- [What is asked]:
Every record should be repeated exactly, except that pictures are left out.

- [Listed entries]:
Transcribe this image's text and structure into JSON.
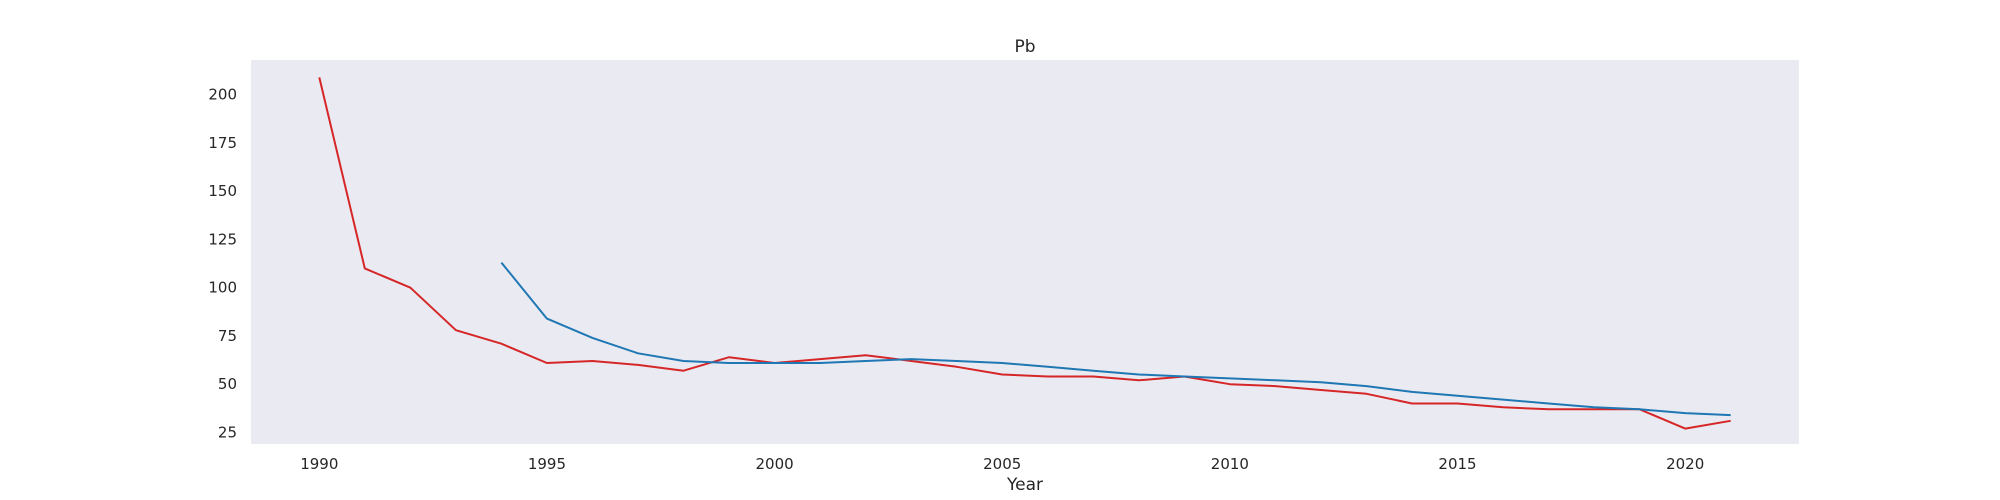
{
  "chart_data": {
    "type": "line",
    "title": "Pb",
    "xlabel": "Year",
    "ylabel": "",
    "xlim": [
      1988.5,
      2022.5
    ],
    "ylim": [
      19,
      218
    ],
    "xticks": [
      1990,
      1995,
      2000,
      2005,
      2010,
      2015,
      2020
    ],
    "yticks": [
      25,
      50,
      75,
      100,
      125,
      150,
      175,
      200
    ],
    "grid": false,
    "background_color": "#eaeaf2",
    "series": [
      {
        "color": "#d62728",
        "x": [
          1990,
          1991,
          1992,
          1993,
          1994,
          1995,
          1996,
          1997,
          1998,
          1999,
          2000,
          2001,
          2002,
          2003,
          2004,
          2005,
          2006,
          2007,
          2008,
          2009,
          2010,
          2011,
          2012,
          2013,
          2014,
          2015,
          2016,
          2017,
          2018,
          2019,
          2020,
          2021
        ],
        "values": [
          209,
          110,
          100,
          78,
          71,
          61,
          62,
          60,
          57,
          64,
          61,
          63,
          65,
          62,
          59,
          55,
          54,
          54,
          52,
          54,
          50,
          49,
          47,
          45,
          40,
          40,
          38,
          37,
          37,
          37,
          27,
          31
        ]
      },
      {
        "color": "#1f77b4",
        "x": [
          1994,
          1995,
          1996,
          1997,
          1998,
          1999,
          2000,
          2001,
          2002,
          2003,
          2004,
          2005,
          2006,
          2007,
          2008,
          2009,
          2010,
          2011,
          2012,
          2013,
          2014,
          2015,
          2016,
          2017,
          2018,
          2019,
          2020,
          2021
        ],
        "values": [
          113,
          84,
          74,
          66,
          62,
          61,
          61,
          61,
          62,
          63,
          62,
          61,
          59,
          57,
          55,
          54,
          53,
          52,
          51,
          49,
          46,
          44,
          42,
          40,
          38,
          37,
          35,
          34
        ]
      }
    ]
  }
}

- [The answer]:
Transcribe this image's text and structure into JSON.
{
  "chart_data": {
    "type": "line",
    "title": "Pb",
    "xlabel": "Year",
    "ylabel": "",
    "xlim": [
      1988.5,
      2022.5
    ],
    "ylim": [
      19,
      218
    ],
    "xticks": [
      1990,
      1995,
      2000,
      2005,
      2010,
      2015,
      2020
    ],
    "yticks": [
      25,
      50,
      75,
      100,
      125,
      150,
      175,
      200
    ],
    "grid": false,
    "background_color": "#eaeaf2",
    "series": [
      {
        "color": "#d62728",
        "x": [
          1990,
          1991,
          1992,
          1993,
          1994,
          1995,
          1996,
          1997,
          1998,
          1999,
          2000,
          2001,
          2002,
          2003,
          2004,
          2005,
          2006,
          2007,
          2008,
          2009,
          2010,
          2011,
          2012,
          2013,
          2014,
          2015,
          2016,
          2017,
          2018,
          2019,
          2020,
          2021
        ],
        "values": [
          209,
          110,
          100,
          78,
          71,
          61,
          62,
          60,
          57,
          64,
          61,
          63,
          65,
          62,
          59,
          55,
          54,
          54,
          52,
          54,
          50,
          49,
          47,
          45,
          40,
          40,
          38,
          37,
          37,
          37,
          27,
          31
        ]
      },
      {
        "color": "#1f77b4",
        "x": [
          1994,
          1995,
          1996,
          1997,
          1998,
          1999,
          2000,
          2001,
          2002,
          2003,
          2004,
          2005,
          2006,
          2007,
          2008,
          2009,
          2010,
          2011,
          2012,
          2013,
          2014,
          2015,
          2016,
          2017,
          2018,
          2019,
          2020,
          2021
        ],
        "values": [
          113,
          84,
          74,
          66,
          62,
          61,
          61,
          61,
          62,
          63,
          62,
          61,
          59,
          57,
          55,
          54,
          53,
          52,
          51,
          49,
          46,
          44,
          42,
          40,
          38,
          37,
          35,
          34
        ]
      }
    ]
  }
}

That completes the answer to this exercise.